TASK STATEMENT: Below is a block of records; repeat all of them exactly.

SUPPLIED RECORDS:
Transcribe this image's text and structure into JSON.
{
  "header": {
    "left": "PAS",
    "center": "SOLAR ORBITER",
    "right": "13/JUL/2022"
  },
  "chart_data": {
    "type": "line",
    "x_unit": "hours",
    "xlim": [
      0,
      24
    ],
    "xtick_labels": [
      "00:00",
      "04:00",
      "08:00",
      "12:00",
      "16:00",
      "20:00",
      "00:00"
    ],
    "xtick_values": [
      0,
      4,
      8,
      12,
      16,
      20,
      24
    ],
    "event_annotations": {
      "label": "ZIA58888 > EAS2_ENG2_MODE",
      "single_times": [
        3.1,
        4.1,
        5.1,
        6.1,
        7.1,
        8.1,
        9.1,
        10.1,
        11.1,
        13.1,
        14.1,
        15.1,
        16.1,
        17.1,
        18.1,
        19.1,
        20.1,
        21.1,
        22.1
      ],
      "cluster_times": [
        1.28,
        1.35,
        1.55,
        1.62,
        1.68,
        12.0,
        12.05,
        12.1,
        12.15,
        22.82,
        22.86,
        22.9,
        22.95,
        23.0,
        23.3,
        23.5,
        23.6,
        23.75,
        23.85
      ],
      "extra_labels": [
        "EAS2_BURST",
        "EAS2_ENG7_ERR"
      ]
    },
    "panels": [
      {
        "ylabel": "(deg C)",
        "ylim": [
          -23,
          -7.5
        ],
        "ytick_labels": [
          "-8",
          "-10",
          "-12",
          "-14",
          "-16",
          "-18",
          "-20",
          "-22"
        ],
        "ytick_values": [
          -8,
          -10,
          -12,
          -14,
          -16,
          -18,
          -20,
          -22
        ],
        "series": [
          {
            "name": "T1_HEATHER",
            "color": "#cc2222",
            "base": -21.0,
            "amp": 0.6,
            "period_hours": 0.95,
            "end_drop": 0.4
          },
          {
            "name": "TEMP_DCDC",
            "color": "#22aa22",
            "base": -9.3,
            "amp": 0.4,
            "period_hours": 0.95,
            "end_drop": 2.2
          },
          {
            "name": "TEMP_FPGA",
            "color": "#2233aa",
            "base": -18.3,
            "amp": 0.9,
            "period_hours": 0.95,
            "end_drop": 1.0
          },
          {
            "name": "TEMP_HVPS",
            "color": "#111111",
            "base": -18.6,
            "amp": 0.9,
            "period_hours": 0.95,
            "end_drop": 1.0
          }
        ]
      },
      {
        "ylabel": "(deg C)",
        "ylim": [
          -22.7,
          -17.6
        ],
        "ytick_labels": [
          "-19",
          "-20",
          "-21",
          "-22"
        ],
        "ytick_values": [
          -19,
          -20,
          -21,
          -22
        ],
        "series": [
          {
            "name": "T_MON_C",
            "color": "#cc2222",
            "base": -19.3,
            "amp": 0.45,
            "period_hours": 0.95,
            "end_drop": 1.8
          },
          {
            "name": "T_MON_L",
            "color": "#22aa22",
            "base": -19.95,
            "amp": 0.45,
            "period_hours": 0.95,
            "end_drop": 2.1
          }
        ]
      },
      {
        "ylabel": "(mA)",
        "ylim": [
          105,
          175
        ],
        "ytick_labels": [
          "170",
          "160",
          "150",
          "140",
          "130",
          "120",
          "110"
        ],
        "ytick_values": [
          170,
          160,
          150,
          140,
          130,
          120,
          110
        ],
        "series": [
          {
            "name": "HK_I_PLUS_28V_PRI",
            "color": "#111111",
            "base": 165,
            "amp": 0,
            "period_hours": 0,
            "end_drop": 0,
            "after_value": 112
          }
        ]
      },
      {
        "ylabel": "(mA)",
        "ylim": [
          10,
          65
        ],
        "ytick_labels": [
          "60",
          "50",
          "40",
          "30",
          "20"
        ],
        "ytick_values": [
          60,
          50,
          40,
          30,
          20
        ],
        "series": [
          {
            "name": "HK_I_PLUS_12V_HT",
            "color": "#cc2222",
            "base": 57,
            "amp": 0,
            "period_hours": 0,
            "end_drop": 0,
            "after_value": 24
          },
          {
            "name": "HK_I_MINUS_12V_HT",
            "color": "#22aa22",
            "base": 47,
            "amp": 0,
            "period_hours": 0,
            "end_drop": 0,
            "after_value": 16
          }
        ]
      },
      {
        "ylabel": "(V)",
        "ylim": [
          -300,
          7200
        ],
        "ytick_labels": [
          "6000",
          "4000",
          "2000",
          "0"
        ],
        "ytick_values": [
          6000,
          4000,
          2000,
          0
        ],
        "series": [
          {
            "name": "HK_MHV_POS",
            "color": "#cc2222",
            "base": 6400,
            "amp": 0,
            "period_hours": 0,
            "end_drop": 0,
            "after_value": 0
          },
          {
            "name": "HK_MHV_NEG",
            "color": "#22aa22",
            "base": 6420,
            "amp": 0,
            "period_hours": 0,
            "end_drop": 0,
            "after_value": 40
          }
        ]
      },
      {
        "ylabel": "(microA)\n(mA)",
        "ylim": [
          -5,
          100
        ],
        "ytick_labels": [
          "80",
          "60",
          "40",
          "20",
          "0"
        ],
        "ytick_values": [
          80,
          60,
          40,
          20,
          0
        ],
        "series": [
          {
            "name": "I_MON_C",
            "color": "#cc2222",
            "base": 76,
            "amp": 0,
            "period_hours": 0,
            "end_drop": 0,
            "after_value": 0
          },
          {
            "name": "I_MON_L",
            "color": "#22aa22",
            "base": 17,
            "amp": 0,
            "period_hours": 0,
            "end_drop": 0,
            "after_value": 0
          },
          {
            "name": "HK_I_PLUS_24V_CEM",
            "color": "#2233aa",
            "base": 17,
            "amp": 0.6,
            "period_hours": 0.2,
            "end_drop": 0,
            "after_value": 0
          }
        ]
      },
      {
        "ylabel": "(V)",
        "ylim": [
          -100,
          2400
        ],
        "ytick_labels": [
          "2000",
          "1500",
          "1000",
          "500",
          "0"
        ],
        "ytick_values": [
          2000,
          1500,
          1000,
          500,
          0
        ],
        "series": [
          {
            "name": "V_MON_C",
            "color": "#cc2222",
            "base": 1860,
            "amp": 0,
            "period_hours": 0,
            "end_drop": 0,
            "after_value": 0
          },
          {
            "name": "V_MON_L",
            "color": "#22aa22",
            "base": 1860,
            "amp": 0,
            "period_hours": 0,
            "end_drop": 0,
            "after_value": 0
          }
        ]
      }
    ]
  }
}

TASK ANSWER:
Transcribe this image's text and structure into JSON.
{
  "header": {
    "left": "PAS",
    "center": "SOLAR ORBITER",
    "right": "13/JUL/2022"
  },
  "chart_data": {
    "type": "line",
    "x_unit": "hours",
    "xlim": [
      0,
      24
    ],
    "xtick_labels": [
      "00:00",
      "04:00",
      "08:00",
      "12:00",
      "16:00",
      "20:00",
      "00:00"
    ],
    "xtick_values": [
      0,
      4,
      8,
      12,
      16,
      20,
      24
    ],
    "event_annotations": {
      "label": "ZIA58888 > EAS2_ENG2_MODE",
      "single_times": [
        3.1,
        4.1,
        5.1,
        6.1,
        7.1,
        8.1,
        9.1,
        10.1,
        11.1,
        13.1,
        14.1,
        15.1,
        16.1,
        17.1,
        18.1,
        19.1,
        20.1,
        21.1,
        22.1
      ],
      "cluster_times": [
        1.28,
        1.35,
        1.55,
        1.62,
        1.68,
        12.0,
        12.05,
        12.1,
        12.15,
        22.82,
        22.86,
        22.9,
        22.95,
        23.0,
        23.3,
        23.5,
        23.6,
        23.75,
        23.85
      ],
      "extra_labels": [
        "EAS2_BURST",
        "EAS2_ENG7_ERR"
      ]
    },
    "panels": [
      {
        "ylabel": "(deg C)",
        "ylim": [
          -23,
          -7.5
        ],
        "ytick_labels": [
          "-8",
          "-10",
          "-12",
          "-14",
          "-16",
          "-18",
          "-20",
          "-22"
        ],
        "ytick_values": [
          -8,
          -10,
          -12,
          -14,
          -16,
          -18,
          -20,
          -22
        ],
        "series": [
          {
            "name": "T1_HEATHER",
            "color": "#cc2222",
            "base": -21.0,
            "amp": 0.6,
            "period_hours": 0.95,
            "end_drop": 0.4
          },
          {
            "name": "TEMP_DCDC",
            "color": "#22aa22",
            "base": -9.3,
            "amp": 0.4,
            "period_hours": 0.95,
            "end_drop": 2.2
          },
          {
            "name": "TEMP_FPGA",
            "color": "#2233aa",
            "base": -18.3,
            "amp": 0.9,
            "period_hours": 0.95,
            "end_drop": 1.0
          },
          {
            "name": "TEMP_HVPS",
            "color": "#111111",
            "base": -18.6,
            "amp": 0.9,
            "period_hours": 0.95,
            "end_drop": 1.0
          }
        ]
      },
      {
        "ylabel": "(deg C)",
        "ylim": [
          -22.7,
          -17.6
        ],
        "ytick_labels": [
          "-19",
          "-20",
          "-21",
          "-22"
        ],
        "ytick_values": [
          -19,
          -20,
          -21,
          -22
        ],
        "series": [
          {
            "name": "T_MON_C",
            "color": "#cc2222",
            "base": -19.3,
            "amp": 0.45,
            "period_hours": 0.95,
            "end_drop": 1.8
          },
          {
            "name": "T_MON_L",
            "color": "#22aa22",
            "base": -19.95,
            "amp": 0.45,
            "period_hours": 0.95,
            "end_drop": 2.1
          }
        ]
      },
      {
        "ylabel": "(mA)",
        "ylim": [
          105,
          175
        ],
        "ytick_labels": [
          "170",
          "160",
          "150",
          "140",
          "130",
          "120",
          "110"
        ],
        "ytick_values": [
          170,
          160,
          150,
          140,
          130,
          120,
          110
        ],
        "series": [
          {
            "name": "HK_I_PLUS_28V_PRI",
            "color": "#111111",
            "base": 165,
            "amp": 0,
            "period_hours": 0,
            "end_drop": 0,
            "after_value": 112
          }
        ]
      },
      {
        "ylabel": "(mA)",
        "ylim": [
          10,
          65
        ],
        "ytick_labels": [
          "60",
          "50",
          "40",
          "30",
          "20"
        ],
        "ytick_values": [
          60,
          50,
          40,
          30,
          20
        ],
        "series": [
          {
            "name": "HK_I_PLUS_12V_HT",
            "color": "#cc2222",
            "base": 57,
            "amp": 0,
            "period_hours": 0,
            "end_drop": 0,
            "after_value": 24
          },
          {
            "name": "HK_I_MINUS_12V_HT",
            "color": "#22aa22",
            "base": 47,
            "amp": 0,
            "period_hours": 0,
            "end_drop": 0,
            "after_value": 16
          }
        ]
      },
      {
        "ylabel": "(V)",
        "ylim": [
          -300,
          7200
        ],
        "ytick_labels": [
          "6000",
          "4000",
          "2000",
          "0"
        ],
        "ytick_values": [
          6000,
          4000,
          2000,
          0
        ],
        "series": [
          {
            "name": "HK_MHV_POS",
            "color": "#cc2222",
            "base": 6400,
            "amp": 0,
            "period_hours": 0,
            "end_drop": 0,
            "after_value": 0
          },
          {
            "name": "HK_MHV_NEG",
            "color": "#22aa22",
            "base": 6420,
            "amp": 0,
            "period_hours": 0,
            "end_drop": 0,
            "after_value": 40
          }
        ]
      },
      {
        "ylabel": "(microA)\n(mA)",
        "ylim": [
          -5,
          100
        ],
        "ytick_labels": [
          "80",
          "60",
          "40",
          "20",
          "0"
        ],
        "ytick_values": [
          80,
          60,
          40,
          20,
          0
        ],
        "series": [
          {
            "name": "I_MON_C",
            "color": "#cc2222",
            "base": 76,
            "amp": 0,
            "period_hours": 0,
            "end_drop": 0,
            "after_value": 0
          },
          {
            "name": "I_MON_L",
            "color": "#22aa22",
            "base": 17,
            "amp": 0,
            "period_hours": 0,
            "end_drop": 0,
            "after_value": 0
          },
          {
            "name": "HK_I_PLUS_24V_CEM",
            "color": "#2233aa",
            "base": 17,
            "amp": 0.6,
            "period_hours": 0.2,
            "end_drop": 0,
            "after_value": 0
          }
        ]
      },
      {
        "ylabel": "(V)",
        "ylim": [
          -100,
          2400
        ],
        "ytick_labels": [
          "2000",
          "1500",
          "1000",
          "500",
          "0"
        ],
        "ytick_values": [
          2000,
          1500,
          1000,
          500,
          0
        ],
        "series": [
          {
            "name": "V_MON_C",
            "color": "#cc2222",
            "base": 1860,
            "amp": 0,
            "period_hours": 0,
            "end_drop": 0,
            "after_value": 0
          },
          {
            "name": "V_MON_L",
            "color": "#22aa22",
            "base": 1860,
            "amp": 0,
            "period_hours": 0,
            "end_drop": 0,
            "after_value": 0
          }
        ]
      }
    ]
  }
}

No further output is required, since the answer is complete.